** start of Provided entries **

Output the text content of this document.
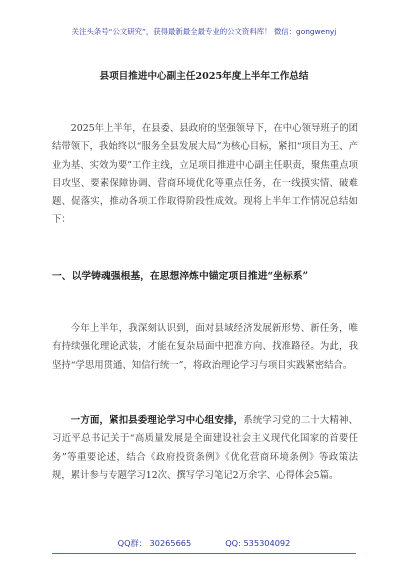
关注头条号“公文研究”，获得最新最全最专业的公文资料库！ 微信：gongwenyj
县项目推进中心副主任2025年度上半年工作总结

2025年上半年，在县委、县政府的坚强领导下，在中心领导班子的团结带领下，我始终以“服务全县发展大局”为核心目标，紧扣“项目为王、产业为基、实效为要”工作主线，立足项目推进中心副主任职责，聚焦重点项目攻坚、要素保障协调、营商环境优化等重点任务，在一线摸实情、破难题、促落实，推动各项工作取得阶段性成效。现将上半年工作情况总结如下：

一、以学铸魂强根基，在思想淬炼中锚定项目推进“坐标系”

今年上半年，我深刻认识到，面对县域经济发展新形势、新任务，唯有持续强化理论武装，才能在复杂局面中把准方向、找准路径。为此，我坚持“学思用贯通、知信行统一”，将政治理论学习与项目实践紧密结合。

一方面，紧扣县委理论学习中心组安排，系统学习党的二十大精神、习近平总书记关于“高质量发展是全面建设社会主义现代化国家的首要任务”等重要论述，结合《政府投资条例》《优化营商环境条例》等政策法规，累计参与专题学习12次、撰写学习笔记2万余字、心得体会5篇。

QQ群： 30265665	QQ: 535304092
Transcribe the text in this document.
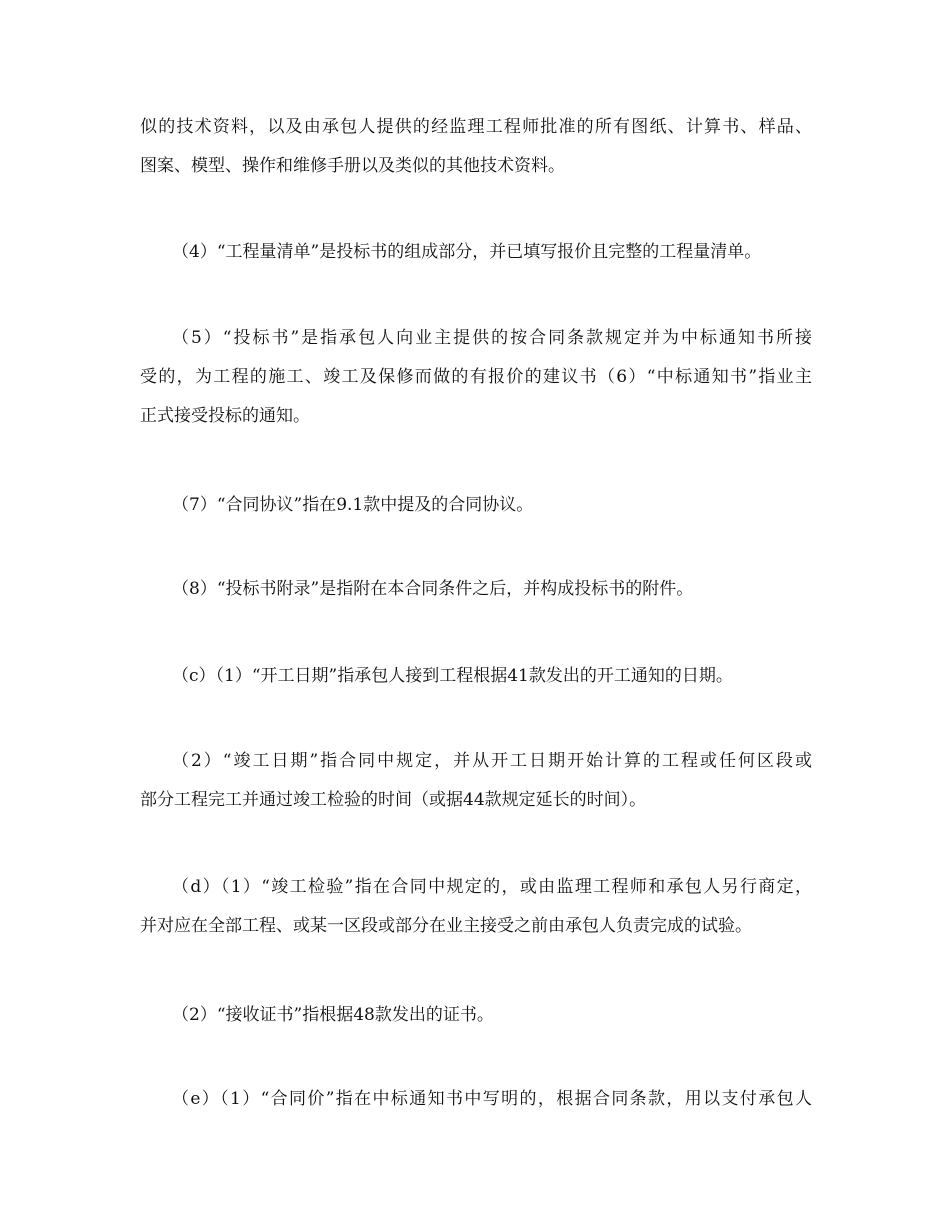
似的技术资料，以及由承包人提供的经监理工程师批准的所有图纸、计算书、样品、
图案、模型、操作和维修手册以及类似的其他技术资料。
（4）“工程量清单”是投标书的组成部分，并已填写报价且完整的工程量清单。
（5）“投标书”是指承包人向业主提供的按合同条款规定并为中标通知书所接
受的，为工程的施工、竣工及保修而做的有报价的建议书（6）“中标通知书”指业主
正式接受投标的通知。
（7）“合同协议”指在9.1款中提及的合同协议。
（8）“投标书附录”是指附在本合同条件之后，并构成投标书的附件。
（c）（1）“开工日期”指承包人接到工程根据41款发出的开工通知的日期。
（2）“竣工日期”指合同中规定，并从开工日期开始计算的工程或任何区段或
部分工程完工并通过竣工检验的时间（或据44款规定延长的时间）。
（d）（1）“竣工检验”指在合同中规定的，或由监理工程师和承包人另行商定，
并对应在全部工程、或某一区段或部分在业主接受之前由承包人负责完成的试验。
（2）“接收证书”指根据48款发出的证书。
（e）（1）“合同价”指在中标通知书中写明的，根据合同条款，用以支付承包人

** end of Provided entries **
** start of Provided entries **

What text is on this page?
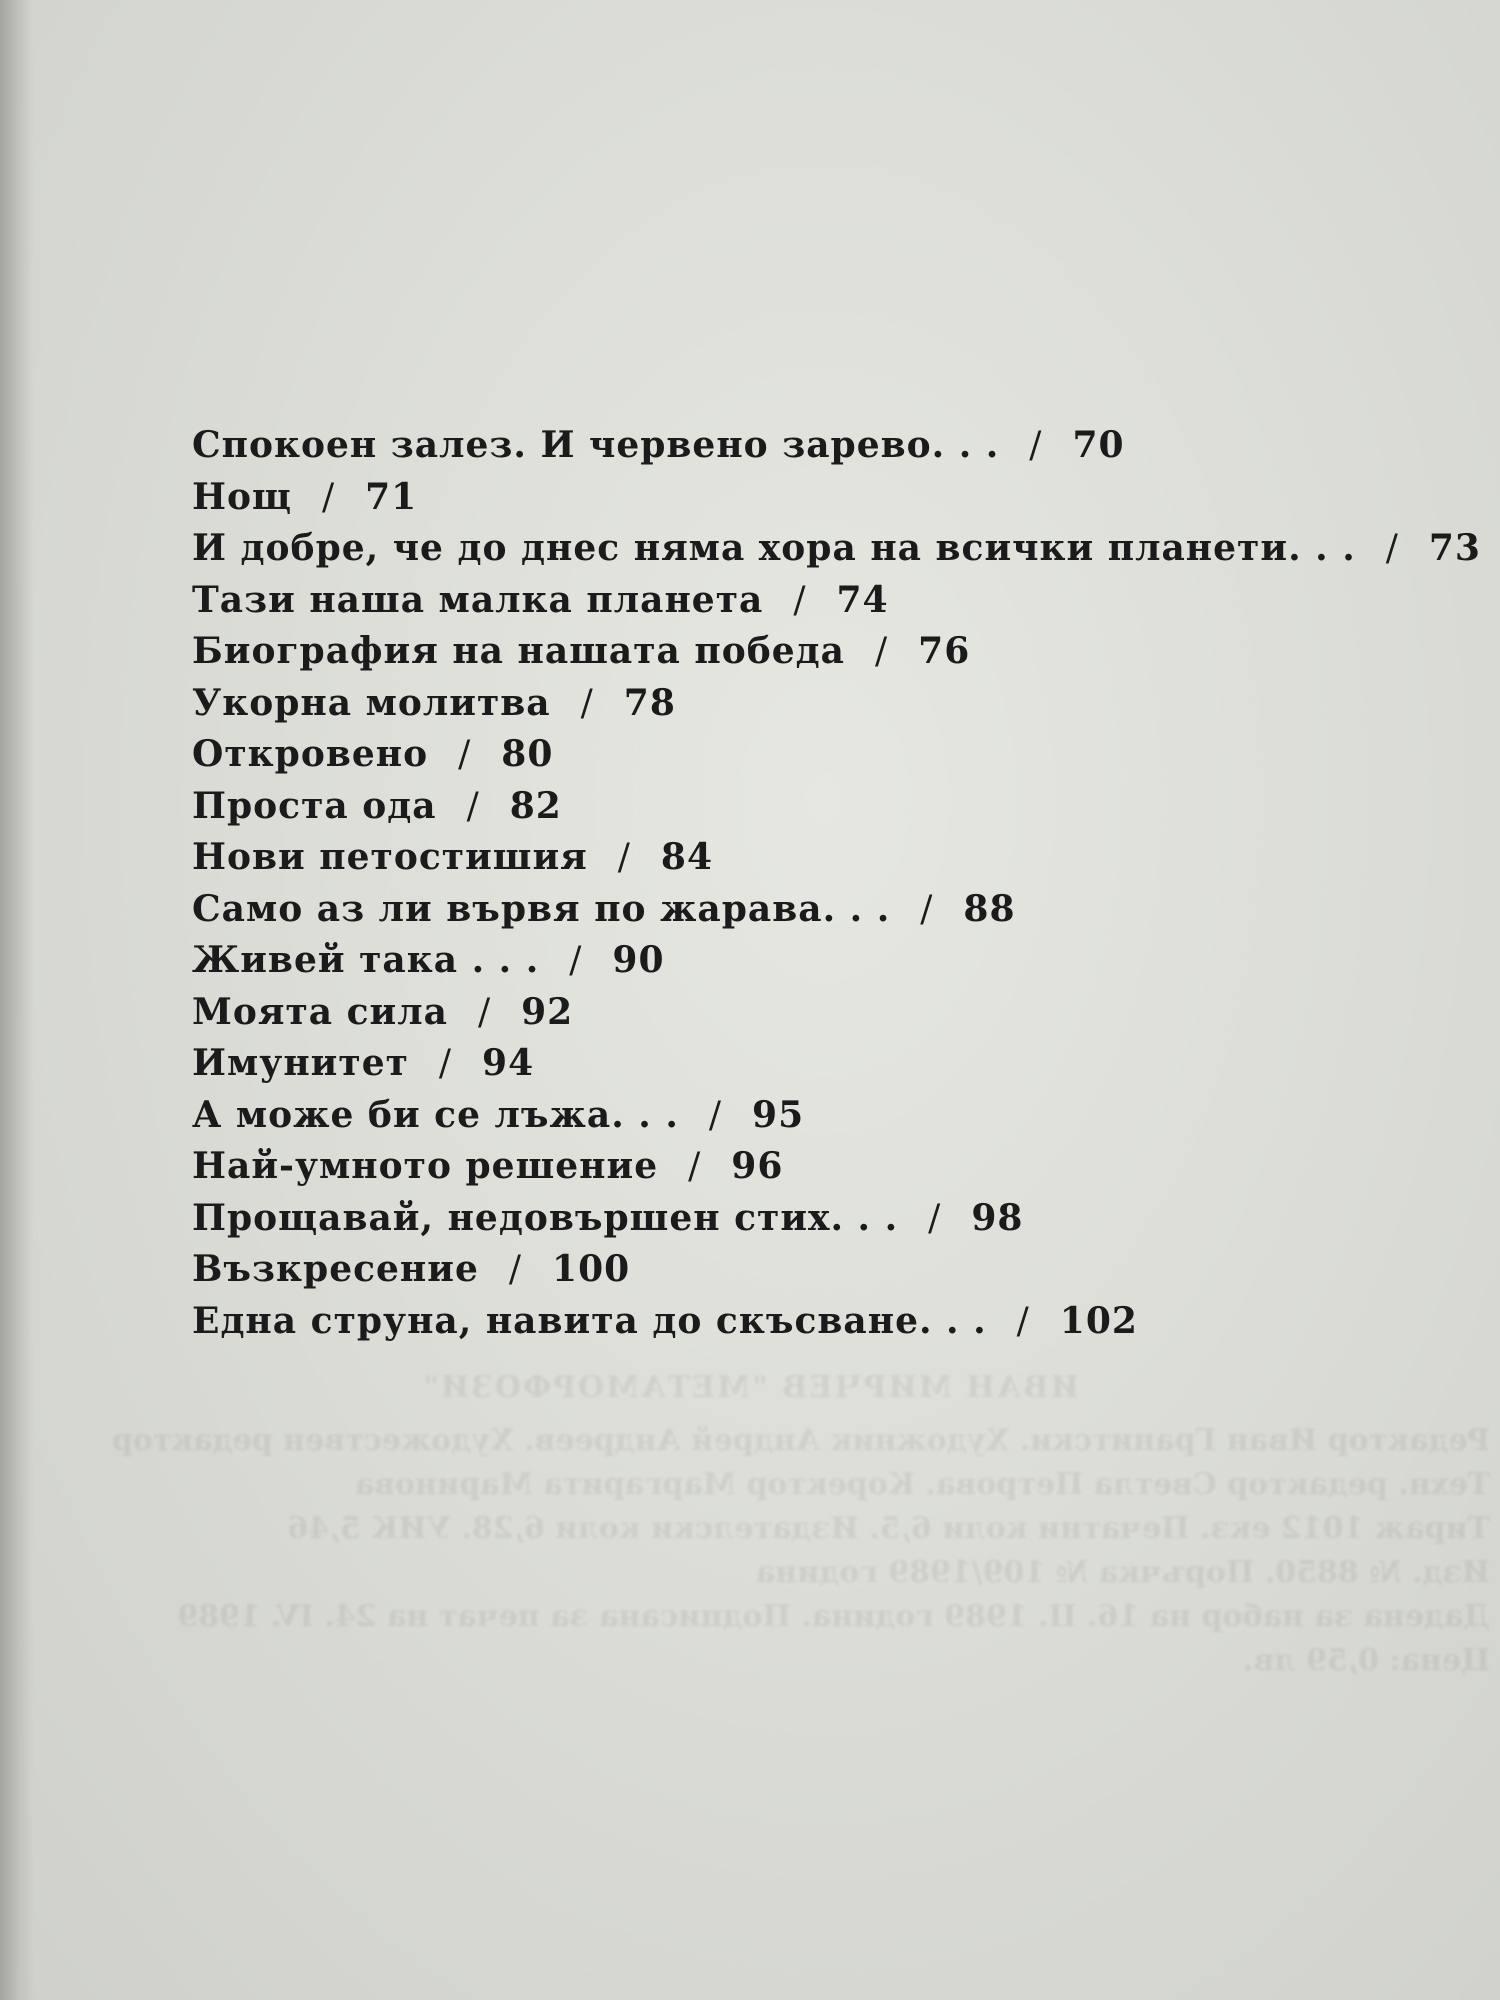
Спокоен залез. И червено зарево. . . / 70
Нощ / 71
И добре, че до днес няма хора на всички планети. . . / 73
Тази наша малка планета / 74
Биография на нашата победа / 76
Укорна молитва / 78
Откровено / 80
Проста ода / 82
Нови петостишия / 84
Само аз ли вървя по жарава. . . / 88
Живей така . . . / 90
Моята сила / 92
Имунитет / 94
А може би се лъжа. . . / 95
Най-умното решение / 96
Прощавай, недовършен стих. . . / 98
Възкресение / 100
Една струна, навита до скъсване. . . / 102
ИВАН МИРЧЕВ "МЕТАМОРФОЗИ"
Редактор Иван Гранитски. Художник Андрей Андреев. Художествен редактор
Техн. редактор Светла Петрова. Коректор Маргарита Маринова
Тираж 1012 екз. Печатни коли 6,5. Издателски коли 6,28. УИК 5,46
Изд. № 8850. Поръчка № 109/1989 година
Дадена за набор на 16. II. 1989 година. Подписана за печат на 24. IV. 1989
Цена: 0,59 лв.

** end of Provided entries **
** start of Provided entries **

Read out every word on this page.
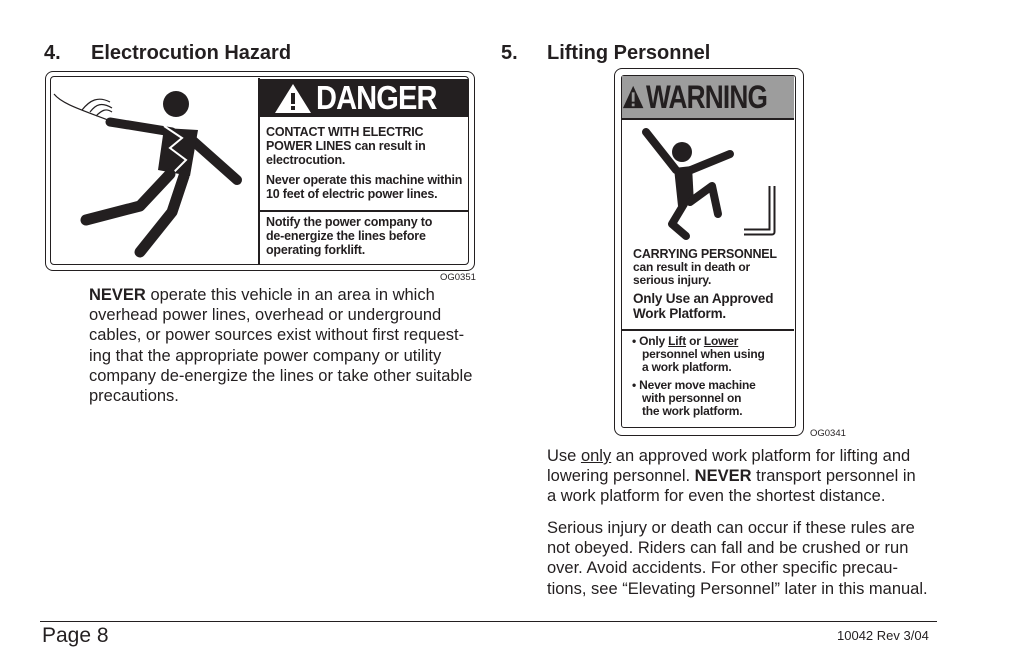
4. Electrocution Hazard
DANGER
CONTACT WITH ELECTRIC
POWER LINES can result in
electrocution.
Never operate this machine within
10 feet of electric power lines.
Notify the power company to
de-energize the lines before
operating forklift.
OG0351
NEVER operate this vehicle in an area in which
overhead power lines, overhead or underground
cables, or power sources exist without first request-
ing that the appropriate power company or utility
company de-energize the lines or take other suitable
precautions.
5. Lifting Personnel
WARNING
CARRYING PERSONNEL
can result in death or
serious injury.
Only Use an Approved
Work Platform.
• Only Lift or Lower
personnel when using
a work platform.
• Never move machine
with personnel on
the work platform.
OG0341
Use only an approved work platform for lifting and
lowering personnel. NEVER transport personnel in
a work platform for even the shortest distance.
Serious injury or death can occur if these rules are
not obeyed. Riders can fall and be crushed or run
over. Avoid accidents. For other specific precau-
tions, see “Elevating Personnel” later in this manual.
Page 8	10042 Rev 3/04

** end of Provided entries **

Problem to solve:
Find each line that has the word "company", then copy it out.

Full solution:
Notify the power company to
ing that the appropriate power company or utility
company de-energize the lines or take other suitable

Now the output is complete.